## YOUR OBJECTIVE
Your task is to output the data exactly as it stands.

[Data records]

....................

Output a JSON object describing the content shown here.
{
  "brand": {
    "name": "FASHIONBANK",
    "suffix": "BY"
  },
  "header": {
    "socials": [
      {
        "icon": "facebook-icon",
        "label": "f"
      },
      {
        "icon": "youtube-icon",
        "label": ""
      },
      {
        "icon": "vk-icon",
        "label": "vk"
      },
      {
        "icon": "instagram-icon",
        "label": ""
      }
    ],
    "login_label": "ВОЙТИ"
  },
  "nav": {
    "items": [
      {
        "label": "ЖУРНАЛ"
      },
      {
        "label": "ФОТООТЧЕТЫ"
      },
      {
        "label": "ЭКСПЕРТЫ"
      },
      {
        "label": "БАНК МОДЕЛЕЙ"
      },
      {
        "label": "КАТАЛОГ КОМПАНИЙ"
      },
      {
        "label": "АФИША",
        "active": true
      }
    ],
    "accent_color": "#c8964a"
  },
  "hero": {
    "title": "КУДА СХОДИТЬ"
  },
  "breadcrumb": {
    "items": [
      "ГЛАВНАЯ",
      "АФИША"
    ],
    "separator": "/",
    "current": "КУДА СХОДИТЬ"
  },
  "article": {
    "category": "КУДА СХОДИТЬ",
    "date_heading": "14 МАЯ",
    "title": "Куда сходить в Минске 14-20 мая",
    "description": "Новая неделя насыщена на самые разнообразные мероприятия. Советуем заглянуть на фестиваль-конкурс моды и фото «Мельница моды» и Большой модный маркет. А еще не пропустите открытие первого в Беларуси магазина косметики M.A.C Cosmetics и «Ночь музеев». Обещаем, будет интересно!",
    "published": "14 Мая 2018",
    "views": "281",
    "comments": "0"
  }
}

....................

## TASK RESULT
Output a JSON object describing the content shown here.
{
  "brand": {
    "name": "FASHIONBANK",
    "suffix": "BY"
  },
  "header": {
    "socials": [
      {
        "icon": "facebook-icon",
        "label": "f"
      },
      {
        "icon": "youtube-icon",
        "label": ""
      },
      {
        "icon": "vk-icon",
        "label": "vk"
      },
      {
        "icon": "instagram-icon",
        "label": ""
      }
    ],
    "login_label": "ВОЙТИ"
  },
  "nav": {
    "items": [
      {
        "label": "ЖУРНАЛ"
      },
      {
        "label": "ФОТООТЧЕТЫ"
      },
      {
        "label": "ЭКСПЕРТЫ"
      },
      {
        "label": "БАНК МОДЕЛЕЙ"
      },
      {
        "label": "КАТАЛОГ КОМПАНИЙ"
      },
      {
        "label": "АФИША",
        "active": true
      }
    ],
    "accent_color": "#c8964a"
  },
  "hero": {
    "title": "КУДА СХОДИТЬ"
  },
  "breadcrumb": {
    "items": [
      "ГЛАВНАЯ",
      "АФИША"
    ],
    "separator": "/",
    "current": "КУДА СХОДИТЬ"
  },
  "article": {
    "category": "КУДА СХОДИТЬ",
    "date_heading": "14 МАЯ",
    "title": "Куда сходить в Минске 14-20 мая",
    "description": "Новая неделя насыщена на самые разнообразные мероприятия. Советуем заглянуть на фестиваль-конкурс моды и фото «Мельница моды» и Большой модный маркет. А еще не пропустите открытие первого в Беларуси магазина косметики M.A.C Cosmetics и «Ночь музеев». Обещаем, будет интересно!",
    "published": "14 Мая 2018",
    "views": "281",
    "comments": "0"
  }
}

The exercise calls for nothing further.